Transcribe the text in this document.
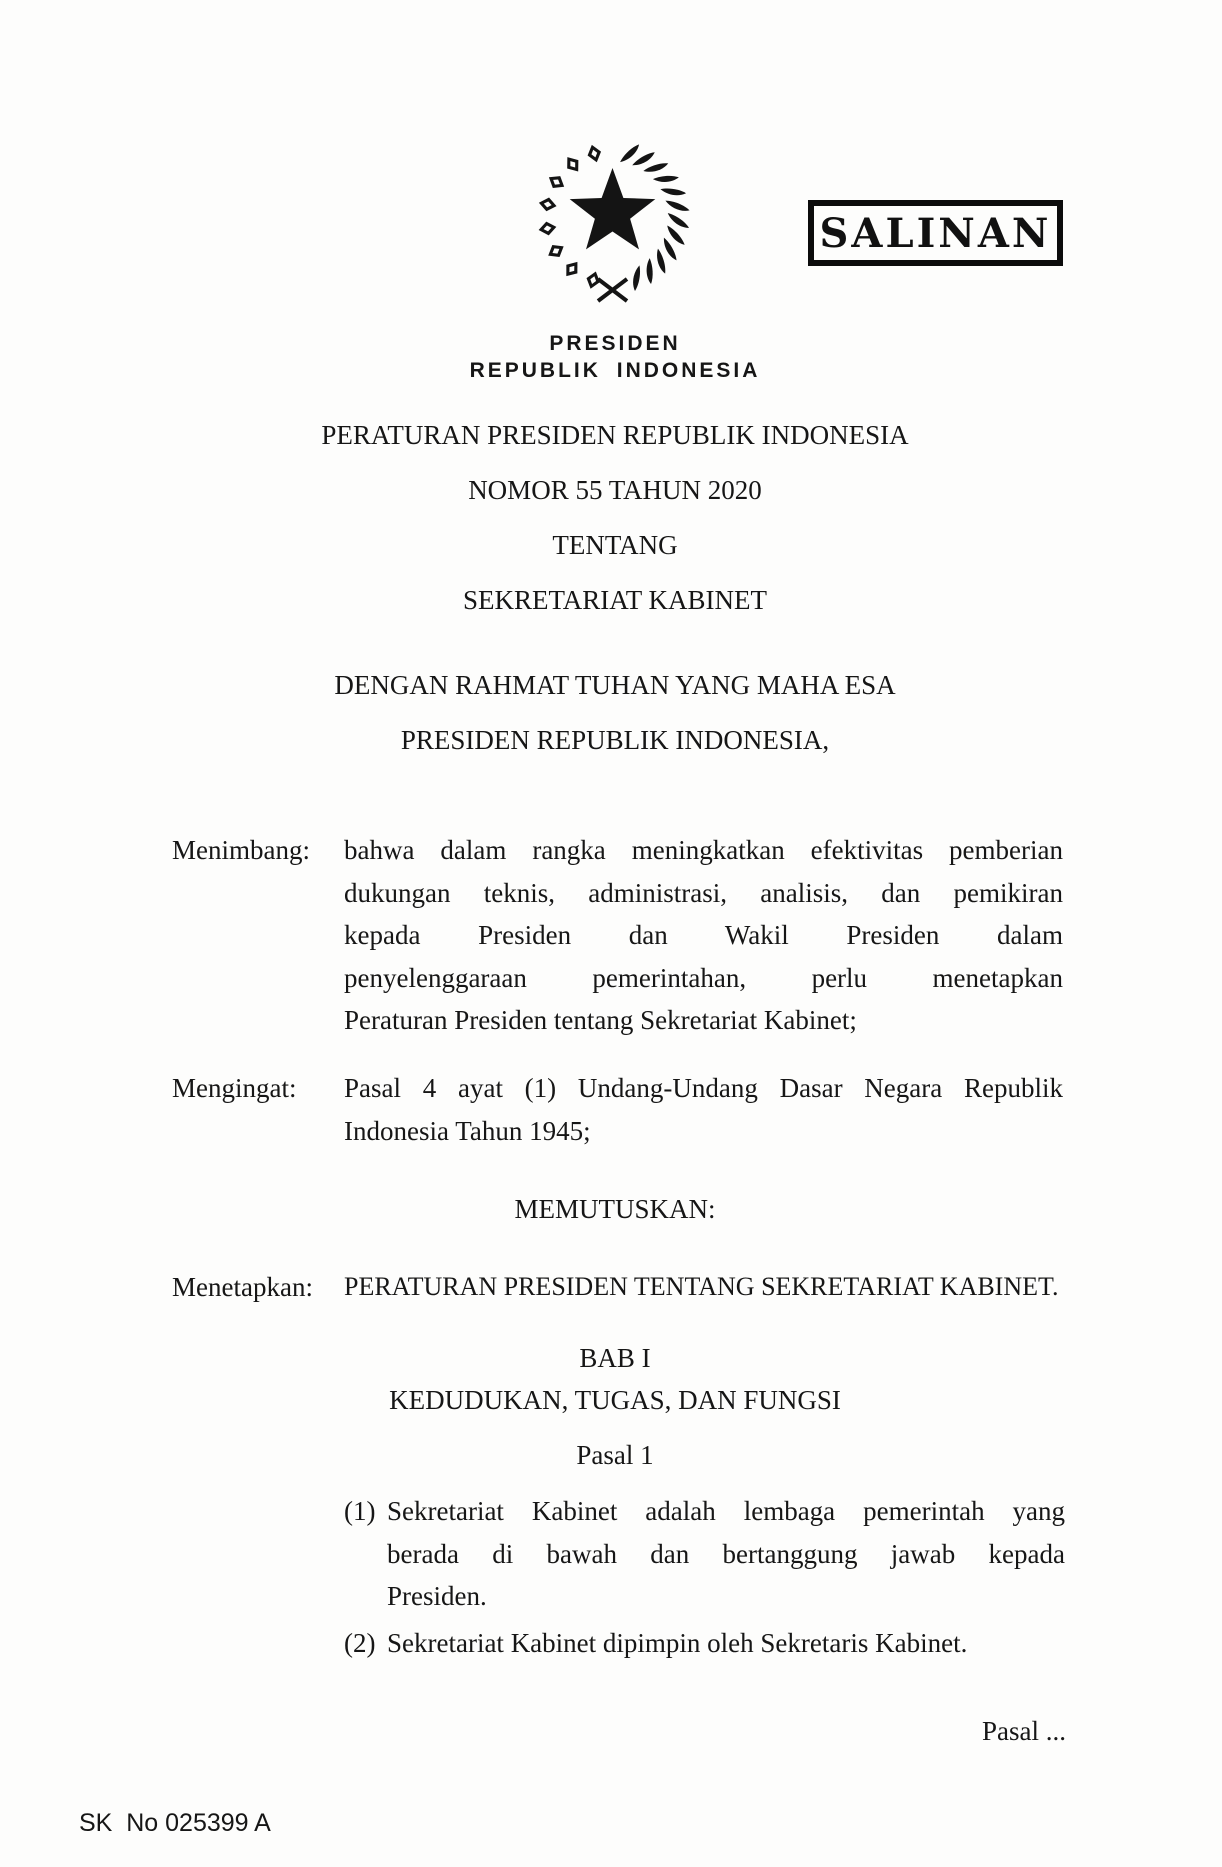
SALINAN
PRESIDEN
REPUBLIK INDONESIA
PERATURAN PRESIDEN REPUBLIK INDONESIA
NOMOR 55 TAHUN 2020
TENTANG
SEKRETARIAT KABINET
DENGAN RAHMAT TUHAN YANG MAHA ESA
PRESIDEN REPUBLIK INDONESIA,
Menimbang: bahwa dalam rangka meningkatkan efektivitas pemberian
dukungan teknis, administrasi, analisis, dan pemikiran
kepada Presiden dan Wakil Presiden dalam
penyelenggaraan pemerintahan, perlu menetapkan
Peraturan Presiden tentang Sekretariat Kabinet;
Mengingat: Pasal 4 ayat (1) Undang-Undang Dasar Negara Republik
Indonesia Tahun 1945;
MEMUTUSKAN:
Menetapkan: PERATURAN PRESIDEN TENTANG SEKRETARIAT KABINET.
BAB I
KEDUDUKAN, TUGAS, DAN FUNGSI
Pasal 1
(1) Sekretariat Kabinet adalah lembaga pemerintah yang
berada di bawah dan bertanggung jawab kepada
Presiden.
(2) Sekretariat Kabinet dipimpin oleh Sekretaris Kabinet.
Pasal ...
SK  No 025399 A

### Written exercise
Nothing in the entries should change as you copy them, except that the pictures are left out.

### Solution to this task
Transcribe the text in this document.
SALINAN
PRESIDEN
REPUBLIK INDONESIA
PERATURAN PRESIDEN REPUBLIK INDONESIA
NOMOR 55 TAHUN 2020
TENTANG
SEKRETARIAT KABINET
DENGAN RAHMAT TUHAN YANG MAHA ESA
PRESIDEN REPUBLIK INDONESIA,
Menimbang: bahwa dalam rangka meningkatkan efektivitas pemberian
dukungan teknis, administrasi, analisis, dan pemikiran
kepada Presiden dan Wakil Presiden dalam
penyelenggaraan pemerintahan, perlu menetapkan
Peraturan Presiden tentang Sekretariat Kabinet;
Mengingat: Pasal 4 ayat (1) Undang-Undang Dasar Negara Republik
Indonesia Tahun 1945;
MEMUTUSKAN:
Menetapkan: PERATURAN PRESIDEN TENTANG SEKRETARIAT KABINET.
BAB I
KEDUDUKAN, TUGAS, DAN FUNGSI
Pasal 1
(1) Sekretariat Kabinet adalah lembaga pemerintah yang
berada di bawah dan bertanggung jawab kepada
Presiden.
(2) Sekretariat Kabinet dipimpin oleh Sekretaris Kabinet.
Pasal ...
SK  No 025399 A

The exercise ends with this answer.